» **Problem description**: Below is a listing; copy all of it exactly.

» **Items from a dataset**:

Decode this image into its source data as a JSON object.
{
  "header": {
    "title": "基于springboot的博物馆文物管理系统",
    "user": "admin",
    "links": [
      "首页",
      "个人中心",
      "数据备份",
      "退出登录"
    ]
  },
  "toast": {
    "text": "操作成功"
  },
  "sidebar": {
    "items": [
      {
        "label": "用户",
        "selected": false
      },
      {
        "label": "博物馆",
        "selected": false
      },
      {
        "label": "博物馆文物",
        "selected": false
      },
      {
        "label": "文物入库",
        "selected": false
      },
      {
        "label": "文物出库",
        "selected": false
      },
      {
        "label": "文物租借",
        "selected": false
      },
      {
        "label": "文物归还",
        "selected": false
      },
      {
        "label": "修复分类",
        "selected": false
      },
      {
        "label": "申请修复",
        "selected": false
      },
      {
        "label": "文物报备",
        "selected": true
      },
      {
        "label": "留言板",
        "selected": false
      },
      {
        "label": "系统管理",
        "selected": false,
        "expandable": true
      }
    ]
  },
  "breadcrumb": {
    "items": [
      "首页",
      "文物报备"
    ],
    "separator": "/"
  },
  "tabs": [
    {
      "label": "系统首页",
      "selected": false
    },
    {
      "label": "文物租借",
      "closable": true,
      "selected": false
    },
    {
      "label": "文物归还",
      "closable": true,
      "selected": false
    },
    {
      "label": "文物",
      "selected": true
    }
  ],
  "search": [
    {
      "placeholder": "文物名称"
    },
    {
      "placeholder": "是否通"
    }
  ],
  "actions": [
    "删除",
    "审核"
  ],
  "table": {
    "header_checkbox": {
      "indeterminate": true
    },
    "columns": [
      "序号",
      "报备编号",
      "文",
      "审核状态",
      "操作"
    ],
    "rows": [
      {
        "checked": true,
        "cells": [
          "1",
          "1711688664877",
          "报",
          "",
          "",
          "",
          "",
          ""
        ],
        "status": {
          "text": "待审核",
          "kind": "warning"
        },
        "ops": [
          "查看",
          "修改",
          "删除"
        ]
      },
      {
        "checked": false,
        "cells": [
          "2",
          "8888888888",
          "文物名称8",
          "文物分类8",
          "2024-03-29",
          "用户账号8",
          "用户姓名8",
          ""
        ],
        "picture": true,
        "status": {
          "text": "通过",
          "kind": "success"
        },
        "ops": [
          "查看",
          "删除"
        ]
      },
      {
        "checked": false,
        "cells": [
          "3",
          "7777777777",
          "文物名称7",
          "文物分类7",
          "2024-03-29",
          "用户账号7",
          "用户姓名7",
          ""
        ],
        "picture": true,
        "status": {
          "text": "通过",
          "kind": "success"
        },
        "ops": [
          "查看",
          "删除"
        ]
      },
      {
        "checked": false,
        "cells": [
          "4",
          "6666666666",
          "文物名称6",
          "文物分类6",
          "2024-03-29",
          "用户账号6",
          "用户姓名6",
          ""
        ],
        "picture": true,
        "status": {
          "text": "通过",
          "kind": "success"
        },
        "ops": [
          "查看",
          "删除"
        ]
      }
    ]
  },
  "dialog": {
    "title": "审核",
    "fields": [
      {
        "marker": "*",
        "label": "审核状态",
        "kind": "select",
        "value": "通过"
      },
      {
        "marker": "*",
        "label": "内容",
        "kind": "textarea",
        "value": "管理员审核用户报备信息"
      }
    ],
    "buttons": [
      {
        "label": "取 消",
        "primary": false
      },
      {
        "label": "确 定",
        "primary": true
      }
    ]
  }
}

» **Response to the task**:
Decode this image into its source data as a JSON object.
{
  "header": {
    "title": "基于springboot的博物馆文物管理系统",
    "user": "admin",
    "links": [
      "首页",
      "个人中心",
      "数据备份",
      "退出登录"
    ]
  },
  "toast": {
    "text": "操作成功"
  },
  "sidebar": {
    "items": [
      {
        "label": "用户",
        "selected": false
      },
      {
        "label": "博物馆",
        "selected": false
      },
      {
        "label": "博物馆文物",
        "selected": false
      },
      {
        "label": "文物入库",
        "selected": false
      },
      {
        "label": "文物出库",
        "selected": false
      },
      {
        "label": "文物租借",
        "selected": false
      },
      {
        "label": "文物归还",
        "selected": false
      },
      {
        "label": "修复分类",
        "selected": false
      },
      {
        "label": "申请修复",
        "selected": false
      },
      {
        "label": "文物报备",
        "selected": true
      },
      {
        "label": "留言板",
        "selected": false
      },
      {
        "label": "系统管理",
        "selected": false,
        "expandable": true
      }
    ]
  },
  "breadcrumb": {
    "items": [
      "首页",
      "文物报备"
    ],
    "separator": "/"
  },
  "tabs": [
    {
      "label": "系统首页",
      "selected": false
    },
    {
      "label": "文物租借",
      "closable": true,
      "selected": false
    },
    {
      "label": "文物归还",
      "closable": true,
      "selected": false
    },
    {
      "label": "文物",
      "selected": true
    }
  ],
  "search": [
    {
      "placeholder": "文物名称"
    },
    {
      "placeholder": "是否通"
    }
  ],
  "actions": [
    "删除",
    "审核"
  ],
  "table": {
    "header_checkbox": {
      "indeterminate": true
    },
    "columns": [
      "序号",
      "报备编号",
      "文",
      "审核状态",
      "操作"
    ],
    "rows": [
      {
        "checked": true,
        "cells": [
          "1",
          "1711688664877",
          "报",
          "",
          "",
          "",
          "",
          ""
        ],
        "status": {
          "text": "待审核",
          "kind": "warning"
        },
        "ops": [
          "查看",
          "修改",
          "删除"
        ]
      },
      {
        "checked": false,
        "cells": [
          "2",
          "8888888888",
          "文物名称8",
          "文物分类8",
          "2024-03-29",
          "用户账号8",
          "用户姓名8",
          ""
        ],
        "picture": true,
        "status": {
          "text": "通过",
          "kind": "success"
        },
        "ops": [
          "查看",
          "删除"
        ]
      },
      {
        "checked": false,
        "cells": [
          "3",
          "7777777777",
          "文物名称7",
          "文物分类7",
          "2024-03-29",
          "用户账号7",
          "用户姓名7",
          ""
        ],
        "picture": true,
        "status": {
          "text": "通过",
          "kind": "success"
        },
        "ops": [
          "查看",
          "删除"
        ]
      },
      {
        "checked": false,
        "cells": [
          "4",
          "6666666666",
          "文物名称6",
          "文物分类6",
          "2024-03-29",
          "用户账号6",
          "用户姓名6",
          ""
        ],
        "picture": true,
        "status": {
          "text": "通过",
          "kind": "success"
        },
        "ops": [
          "查看",
          "删除"
        ]
      }
    ]
  },
  "dialog": {
    "title": "审核",
    "fields": [
      {
        "marker": "*",
        "label": "审核状态",
        "kind": "select",
        "value": "通过"
      },
      {
        "marker": "*",
        "label": "内容",
        "kind": "textarea",
        "value": "管理员审核用户报备信息"
      }
    ],
    "buttons": [
      {
        "label": "取 消",
        "primary": false
      },
      {
        "label": "确 定",
        "primary": true
      }
    ]
  }
}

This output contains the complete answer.